-- Listing start --

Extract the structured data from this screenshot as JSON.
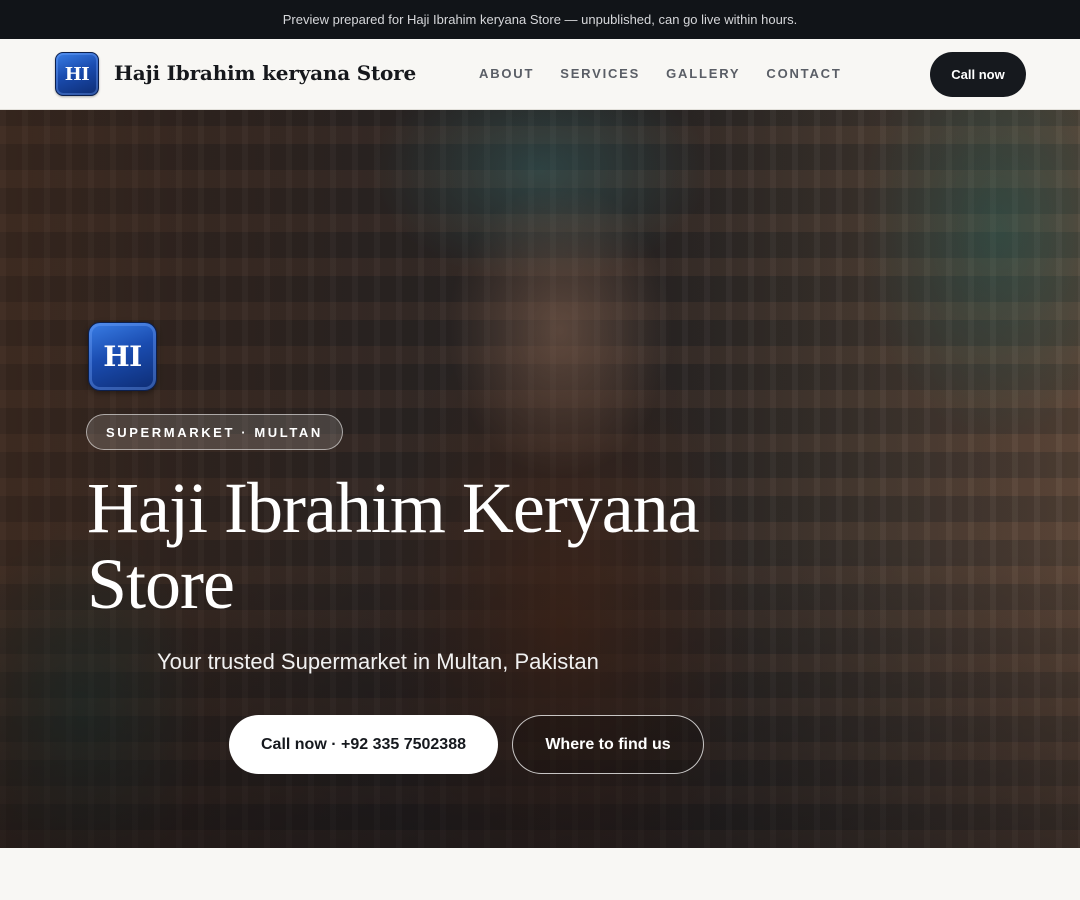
{
  "announcement": {
    "text": "Preview prepared for Haji Ibrahim keryana Store — unpublished, can go live within hours."
  },
  "navbar": {
    "logo_initials": "HI",
    "brand_name": "Haji Ibrahim keryana Store",
    "links": [
      {
        "label": "ABOUT"
      },
      {
        "label": "SERVICES"
      },
      {
        "label": "GALLERY"
      },
      {
        "label": "CONTACT"
      }
    ],
    "cta_label": "Call now"
  },
  "hero": {
    "logo_initials": "HI",
    "category_pill": "SUPERMARKET · MULTAN",
    "title": "Haji Ibrahim Keryana Store",
    "subtitle": "Your trusted Supermarket in Multan, Pakistan",
    "primary_button": "Call now · +92 335 7502388",
    "secondary_button": "Where to find us"
  },
  "colors": {
    "announcement_bg": "#111418",
    "nav_bg": "#f8f7f4",
    "dark_button": "#16191e",
    "logo_blue": "#1a4cb0"
  }
}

-- Listing end --

**Task requirements:**
Check each line above for the string "Call", then copy the ones that have it.

**Result:**
    "cta_label": "Call now"
    "primary_button": "Call now · +92 335 7502388",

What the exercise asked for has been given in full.